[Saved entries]

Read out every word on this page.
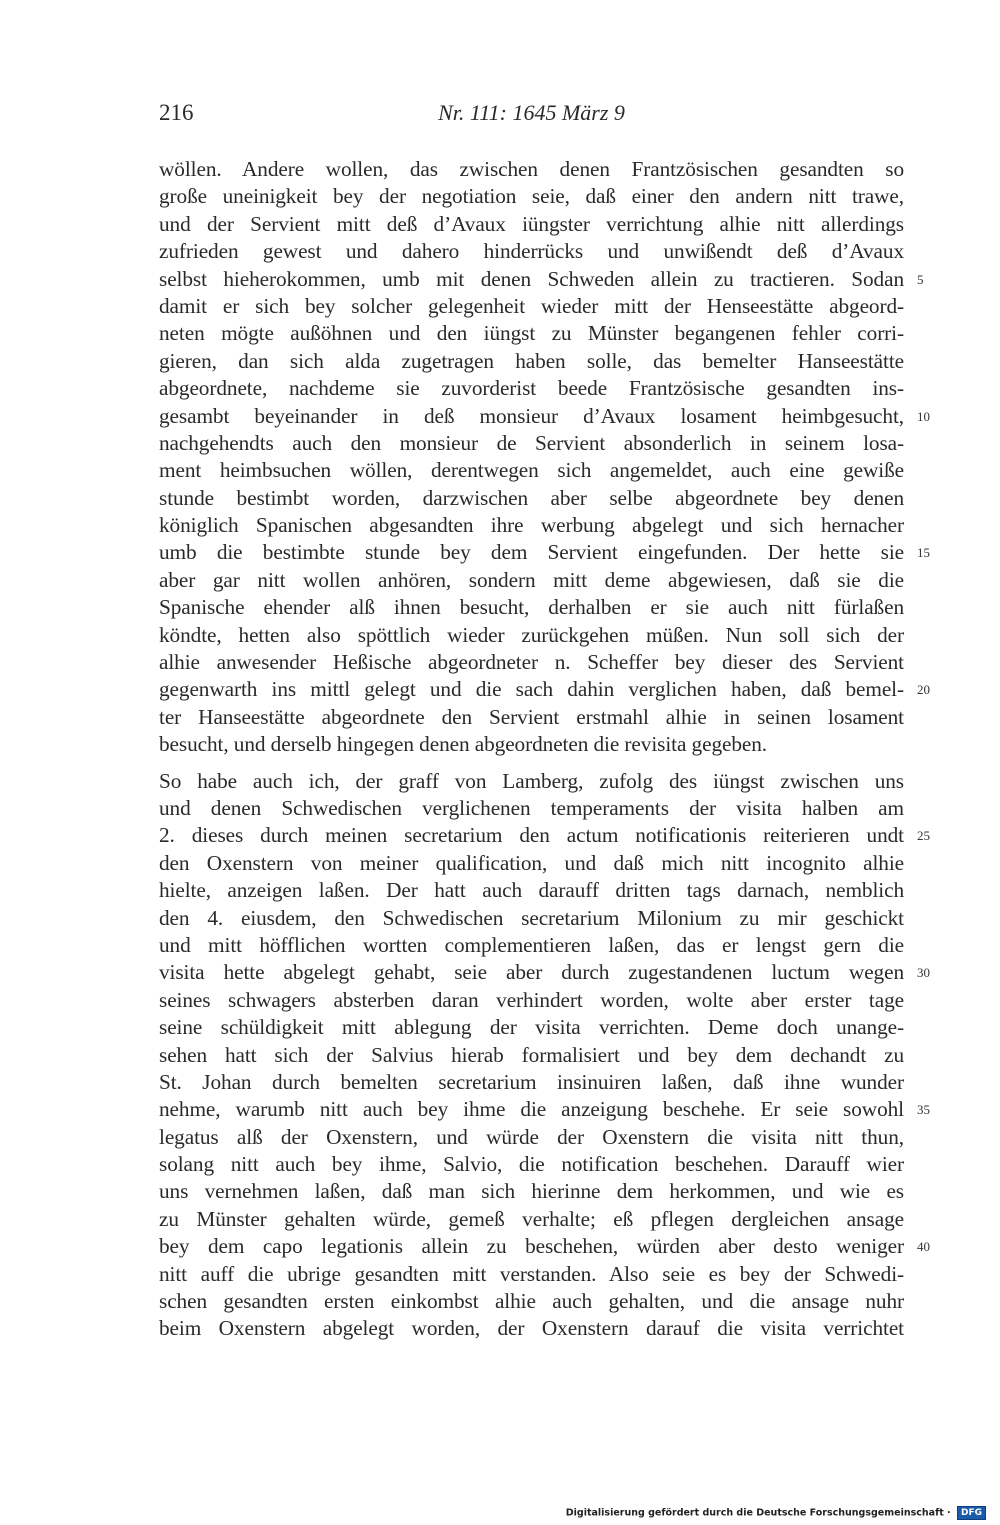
216	Nr. 111: 1645 März 9
wöllen. Andere wollen, das zwischen denen Frantzösischen gesandten so
große uneinigkeit bey der negotiation seie, daß einer den andern nitt trawe,
und der Servient mitt deß d’Avaux iüngster verrichtung alhie nitt allerdings
zufrieden gewest und dahero hinderrücks und unwißendt deß d’Avaux
selbst hieherokommen, umb mit denen Schweden allein zu tractieren. Sodan 5
damit er sich bey solcher gelegenheit wieder mitt der Henseestätte abgeord-
neten mögte außöhnen und den iüngst zu Münster begangenen fehler corri-
gieren, dan sich alda zugetragen haben solle, das bemelter Hanseestätte
abgeordnete, nachdeme sie zuvorderist beede Frantzösische gesandten ins-
gesambt beyeinander in deß monsieur d’Avaux losament heimbgesucht, 10
nachgehendts auch den monsieur de Servient absonderlich in seinem losa-
ment heimbsuchen wöllen, derentwegen sich angemeldet, auch eine gewiße
stunde bestimbt worden, darzwischen aber selbe abgeordnete bey denen
königlich Spanischen abgesandten ihre werbung abgelegt und sich hernacher
umb die bestimbte stunde bey dem Servient eingefunden. Der hette sie 15
aber gar nitt wollen anhören, sondern mitt deme abgewiesen, daß sie die
Spanische ehender alß ihnen besucht, derhalben er sie auch nitt fürlaßen
köndte, hetten also spöttlich wieder zurückgehen müßen. Nun soll sich der
alhie anwesender Heßische abgeordneter n. Scheffer bey dieser des Servient
gegenwarth ins mittl gelegt und die sach dahin verglichen haben, daß bemel- 20
ter Hanseestätte abgeordnete den Servient erstmahl alhie in seinen losament
besucht, und derselb hingegen denen abgeordneten die revisita gegeben.
So habe auch ich, der graff von Lamberg, zufolg des iüngst zwischen uns
und denen Schwedischen verglichenen temperaments der visita halben am
2. dieses durch meinen secretarium den actum notificationis reiterieren undt 25
den Oxenstern von meiner qualification, und daß mich nitt incognito alhie
hielte, anzeigen laßen. Der hatt auch darauff dritten tags darnach, nemblich
den 4. eiusdem, den Schwedischen secretarium Milonium zu mir geschickt
und mitt höfflichen wortten complementieren laßen, das er lengst gern die
visita hette abgelegt gehabt, seie aber durch zugestandenen luctum wegen 30
seines schwagers absterben daran verhindert worden, wolte aber erster tage
seine schüldigkeit mitt ablegung der visita verrichten. Deme doch unange-
sehen hatt sich der Salvius hierab formalisiert und bey dem dechandt zu
St. Johan durch bemelten secretarium insinuiren laßen, daß ihne wunder
nehme, warumb nitt auch bey ihme die anzeigung beschehe. Er seie sowohl 35
legatus alß der Oxenstern, und würde der Oxenstern die visita nitt thun,
solang nitt auch bey ihme, Salvio, die notification beschehen. Darauff wier
uns vernehmen laßen, daß man sich hierinne dem herkommen, und wie es
zu Münster gehalten würde, gemeß verhalte; eß pflegen dergleichen ansage
bey dem capo legationis allein zu beschehen, würden aber desto weniger 40
nitt auff die ubrige gesandten mitt verstanden. Also seie es bey der Schwedi-
schen gesandten ersten einkombst alhie auch gehalten, und die ansage nuhr
beim Oxenstern abgelegt worden, der Oxenstern darauf die visita verrichtet
Digitalisierung gefördert durch die Deutsche Forschungsgemeinschaft · DFG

Written request:
Print each line of the material above exactly, with the pictures removed from your copy.

Answer:
Read out every word on this page.
216	Nr. 111: 1645 März 9
wöllen. Andere wollen, das zwischen denen Frantzösischen gesandten so
große uneinigkeit bey der negotiation seie, daß einer den andern nitt trawe,
und der Servient mitt deß d’Avaux iüngster verrichtung alhie nitt allerdings
zufrieden gewest und dahero hinderrücks und unwißendt deß d’Avaux
selbst hieherokommen, umb mit denen Schweden allein zu tractieren. Sodan 5
damit er sich bey solcher gelegenheit wieder mitt der Henseestätte abgeord-
neten mögte außöhnen und den iüngst zu Münster begangenen fehler corri-
gieren, dan sich alda zugetragen haben solle, das bemelter Hanseestätte
abgeordnete, nachdeme sie zuvorderist beede Frantzösische gesandten ins-
gesambt beyeinander in deß monsieur d’Avaux losament heimbgesucht, 10
nachgehendts auch den monsieur de Servient absonderlich in seinem losa-
ment heimbsuchen wöllen, derentwegen sich angemeldet, auch eine gewiße
stunde bestimbt worden, darzwischen aber selbe abgeordnete bey denen
königlich Spanischen abgesandten ihre werbung abgelegt und sich hernacher
umb die bestimbte stunde bey dem Servient eingefunden. Der hette sie 15
aber gar nitt wollen anhören, sondern mitt deme abgewiesen, daß sie die
Spanische ehender alß ihnen besucht, derhalben er sie auch nitt fürlaßen
köndte, hetten also spöttlich wieder zurückgehen müßen. Nun soll sich der
alhie anwesender Heßische abgeordneter n. Scheffer bey dieser des Servient
gegenwarth ins mittl gelegt und die sach dahin verglichen haben, daß bemel- 20
ter Hanseestätte abgeordnete den Servient erstmahl alhie in seinen losament
besucht, und derselb hingegen denen abgeordneten die revisita gegeben.
So habe auch ich, der graff von Lamberg, zufolg des iüngst zwischen uns
und denen Schwedischen verglichenen temperaments der visita halben am
2. dieses durch meinen secretarium den actum notificationis reiterieren undt 25
den Oxenstern von meiner qualification, und daß mich nitt incognito alhie
hielte, anzeigen laßen. Der hatt auch darauff dritten tags darnach, nemblich
den 4. eiusdem, den Schwedischen secretarium Milonium zu mir geschickt
und mitt höfflichen wortten complementieren laßen, das er lengst gern die
visita hette abgelegt gehabt, seie aber durch zugestandenen luctum wegen 30
seines schwagers absterben daran verhindert worden, wolte aber erster tage
seine schüldigkeit mitt ablegung der visita verrichten. Deme doch unange-
sehen hatt sich der Salvius hierab formalisiert und bey dem dechandt zu
St. Johan durch bemelten secretarium insinuiren laßen, daß ihne wunder
nehme, warumb nitt auch bey ihme die anzeigung beschehe. Er seie sowohl 35
legatus alß der Oxenstern, und würde der Oxenstern die visita nitt thun,
solang nitt auch bey ihme, Salvio, die notification beschehen. Darauff wier
uns vernehmen laßen, daß man sich hierinne dem herkommen, und wie es
zu Münster gehalten würde, gemeß verhalte; eß pflegen dergleichen ansage
bey dem capo legationis allein zu beschehen, würden aber desto weniger 40
nitt auff die ubrige gesandten mitt verstanden. Also seie es bey der Schwedi-
schen gesandten ersten einkombst alhie auch gehalten, und die ansage nuhr
beim Oxenstern abgelegt worden, der Oxenstern darauf die visita verrichtet
Digitalisierung gefördert durch die Deutsche Forschungsgemeinschaft · DFG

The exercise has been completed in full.